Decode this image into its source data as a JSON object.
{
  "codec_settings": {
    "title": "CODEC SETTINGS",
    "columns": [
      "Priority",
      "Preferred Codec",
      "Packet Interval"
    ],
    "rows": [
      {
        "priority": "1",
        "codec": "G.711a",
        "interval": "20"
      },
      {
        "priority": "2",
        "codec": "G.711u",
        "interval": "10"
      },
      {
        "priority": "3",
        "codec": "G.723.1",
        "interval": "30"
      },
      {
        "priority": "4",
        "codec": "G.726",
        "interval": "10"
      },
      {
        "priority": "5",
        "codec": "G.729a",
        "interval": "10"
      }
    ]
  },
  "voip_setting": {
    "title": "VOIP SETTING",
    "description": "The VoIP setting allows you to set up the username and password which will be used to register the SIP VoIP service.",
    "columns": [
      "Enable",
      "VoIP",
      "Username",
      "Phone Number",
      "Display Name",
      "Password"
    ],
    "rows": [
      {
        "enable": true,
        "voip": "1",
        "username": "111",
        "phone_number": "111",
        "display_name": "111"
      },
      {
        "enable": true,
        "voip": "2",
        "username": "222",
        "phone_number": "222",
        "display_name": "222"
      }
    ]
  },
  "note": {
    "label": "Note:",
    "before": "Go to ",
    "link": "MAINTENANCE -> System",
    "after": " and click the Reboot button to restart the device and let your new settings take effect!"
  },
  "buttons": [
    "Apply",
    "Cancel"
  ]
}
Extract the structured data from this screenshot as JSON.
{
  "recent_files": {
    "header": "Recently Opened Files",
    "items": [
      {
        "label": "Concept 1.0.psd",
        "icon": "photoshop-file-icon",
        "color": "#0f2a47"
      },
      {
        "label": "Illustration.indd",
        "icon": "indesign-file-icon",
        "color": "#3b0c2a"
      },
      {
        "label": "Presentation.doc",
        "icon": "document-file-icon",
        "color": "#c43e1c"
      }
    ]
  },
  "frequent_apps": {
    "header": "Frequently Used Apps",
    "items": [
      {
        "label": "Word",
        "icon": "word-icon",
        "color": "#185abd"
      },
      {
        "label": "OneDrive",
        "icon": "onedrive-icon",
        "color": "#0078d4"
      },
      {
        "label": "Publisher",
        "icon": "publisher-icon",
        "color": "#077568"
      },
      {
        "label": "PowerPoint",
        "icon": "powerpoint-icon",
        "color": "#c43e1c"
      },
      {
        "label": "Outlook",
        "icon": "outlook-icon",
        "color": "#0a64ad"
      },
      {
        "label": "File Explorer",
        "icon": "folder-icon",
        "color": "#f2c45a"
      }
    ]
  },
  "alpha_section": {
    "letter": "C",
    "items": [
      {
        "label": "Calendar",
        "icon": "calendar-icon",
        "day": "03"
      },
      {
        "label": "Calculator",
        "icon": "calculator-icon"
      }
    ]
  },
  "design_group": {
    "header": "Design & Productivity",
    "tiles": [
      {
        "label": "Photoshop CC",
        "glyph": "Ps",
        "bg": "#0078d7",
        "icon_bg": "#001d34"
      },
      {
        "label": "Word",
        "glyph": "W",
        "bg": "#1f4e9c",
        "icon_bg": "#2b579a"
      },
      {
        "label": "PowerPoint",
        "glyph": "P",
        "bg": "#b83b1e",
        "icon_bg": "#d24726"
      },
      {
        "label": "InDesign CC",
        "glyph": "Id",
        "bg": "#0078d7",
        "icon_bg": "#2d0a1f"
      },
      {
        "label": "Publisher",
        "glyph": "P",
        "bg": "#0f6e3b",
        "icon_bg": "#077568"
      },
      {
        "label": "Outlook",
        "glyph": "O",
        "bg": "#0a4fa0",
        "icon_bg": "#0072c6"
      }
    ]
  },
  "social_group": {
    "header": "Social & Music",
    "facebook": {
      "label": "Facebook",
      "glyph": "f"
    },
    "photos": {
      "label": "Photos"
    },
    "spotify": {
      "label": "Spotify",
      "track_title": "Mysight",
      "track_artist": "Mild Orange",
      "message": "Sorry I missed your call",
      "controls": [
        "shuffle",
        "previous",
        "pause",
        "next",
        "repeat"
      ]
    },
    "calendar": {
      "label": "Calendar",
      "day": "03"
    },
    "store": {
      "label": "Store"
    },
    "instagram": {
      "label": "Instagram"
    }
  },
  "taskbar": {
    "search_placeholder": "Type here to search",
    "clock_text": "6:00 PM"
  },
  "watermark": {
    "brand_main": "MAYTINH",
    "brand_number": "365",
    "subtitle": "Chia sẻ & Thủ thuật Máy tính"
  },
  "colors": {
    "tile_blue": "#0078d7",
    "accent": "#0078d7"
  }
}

____________________

What to produce: Produce a verbatim transcription of the entries above.

Full solution:
Decode this image into its source data as a JSON object.
{
  "codec_settings": {
    "title": "CODEC SETTINGS",
    "columns": [
      "Priority",
      "Preferred Codec",
      "Packet Interval"
    ],
    "rows": [
      {
        "priority": "1",
        "codec": "G.711a",
        "interval": "20"
      },
      {
        "priority": "2",
        "codec": "G.711u",
        "interval": "10"
      },
      {
        "priority": "3",
        "codec": "G.723.1",
        "interval": "30"
      },
      {
        "priority": "4",
        "codec": "G.726",
        "interval": "10"
      },
      {
        "priority": "5",
        "codec": "G.729a",
        "interval": "10"
      }
    ]
  },
  "voip_setting": {
    "title": "VOIP SETTING",
    "description": "The VoIP setting allows you to set up the username and password which will be used to register the SIP VoIP service.",
    "columns": [
      "Enable",
      "VoIP",
      "Username",
      "Phone Number",
      "Display Name",
      "Password"
    ],
    "rows": [
      {
        "enable": true,
        "voip": "1",
        "username": "111",
        "phone_number": "111",
        "display_name": "111"
      },
      {
        "enable": true,
        "voip": "2",
        "username": "222",
        "phone_number": "222",
        "display_name": "222"
      }
    ]
  },
  "note": {
    "label": "Note:",
    "before": "Go to ",
    "link": "MAINTENANCE -> System",
    "after": " and click the Reboot button to restart the device and let your new settings take effect!"
  },
  "buttons": [
    "Apply",
    "Cancel"
  ]
}
Extract the structured data from this screenshot as JSON.
{
  "recent_files": {
    "header": "Recently Opened Files",
    "items": [
      {
        "label": "Concept 1.0.psd",
        "icon": "photoshop-file-icon",
        "color": "#0f2a47"
      },
      {
        "label": "Illustration.indd",
        "icon": "indesign-file-icon",
        "color": "#3b0c2a"
      },
      {
        "label": "Presentation.doc",
        "icon": "document-file-icon",
        "color": "#c43e1c"
      }
    ]
  },
  "frequent_apps": {
    "header": "Frequently Used Apps",
    "items": [
      {
        "label": "Word",
        "icon": "word-icon",
        "color": "#185abd"
      },
      {
        "label": "OneDrive",
        "icon": "onedrive-icon",
        "color": "#0078d4"
      },
      {
        "label": "Publisher",
        "icon": "publisher-icon",
        "color": "#077568"
      },
      {
        "label": "PowerPoint",
        "icon": "powerpoint-icon",
        "color": "#c43e1c"
      },
      {
        "label": "Outlook",
        "icon": "outlook-icon",
        "color": "#0a64ad"
      },
      {
        "label": "File Explorer",
        "icon": "folder-icon",
        "color": "#f2c45a"
      }
    ]
  },
  "alpha_section": {
    "letter": "C",
    "items": [
      {
        "label": "Calendar",
        "icon": "calendar-icon",
        "day": "03"
      },
      {
        "label": "Calculator",
        "icon": "calculator-icon"
      }
    ]
  },
  "design_group": {
    "header": "Design & Productivity",
    "tiles": [
      {
        "label": "Photoshop CC",
        "glyph": "Ps",
        "bg": "#0078d7",
        "icon_bg": "#001d34"
      },
      {
        "label": "Word",
        "glyph": "W",
        "bg": "#1f4e9c",
        "icon_bg": "#2b579a"
      },
      {
        "label": "PowerPoint",
        "glyph": "P",
        "bg": "#b83b1e",
        "icon_bg": "#d24726"
      },
      {
        "label": "InDesign CC",
        "glyph": "Id",
        "bg": "#0078d7",
        "icon_bg": "#2d0a1f"
      },
      {
        "label": "Publisher",
        "glyph": "P",
        "bg": "#0f6e3b",
        "icon_bg": "#077568"
      },
      {
        "label": "Outlook",
        "glyph": "O",
        "bg": "#0a4fa0",
        "icon_bg": "#0072c6"
      }
    ]
  },
  "social_group": {
    "header": "Social & Music",
    "facebook": {
      "label": "Facebook",
      "glyph": "f"
    },
    "photos": {
      "label": "Photos"
    },
    "spotify": {
      "label": "Spotify",
      "track_title": "Mysight",
      "track_artist": "Mild Orange",
      "message": "Sorry I missed your call",
      "controls": [
        "shuffle",
        "previous",
        "pause",
        "next",
        "repeat"
      ]
    },
    "calendar": {
      "label": "Calendar",
      "day": "03"
    },
    "store": {
      "label": "Store"
    },
    "instagram": {
      "label": "Instagram"
    }
  },
  "taskbar": {
    "search_placeholder": "Type here to search",
    "clock_text": "6:00 PM"
  },
  "watermark": {
    "brand_main": "MAYTINH",
    "brand_number": "365",
    "subtitle": "Chia sẻ & Thủ thuật Máy tính"
  },
  "colors": {
    "tile_blue": "#0078d7",
    "accent": "#0078d7"
  }
}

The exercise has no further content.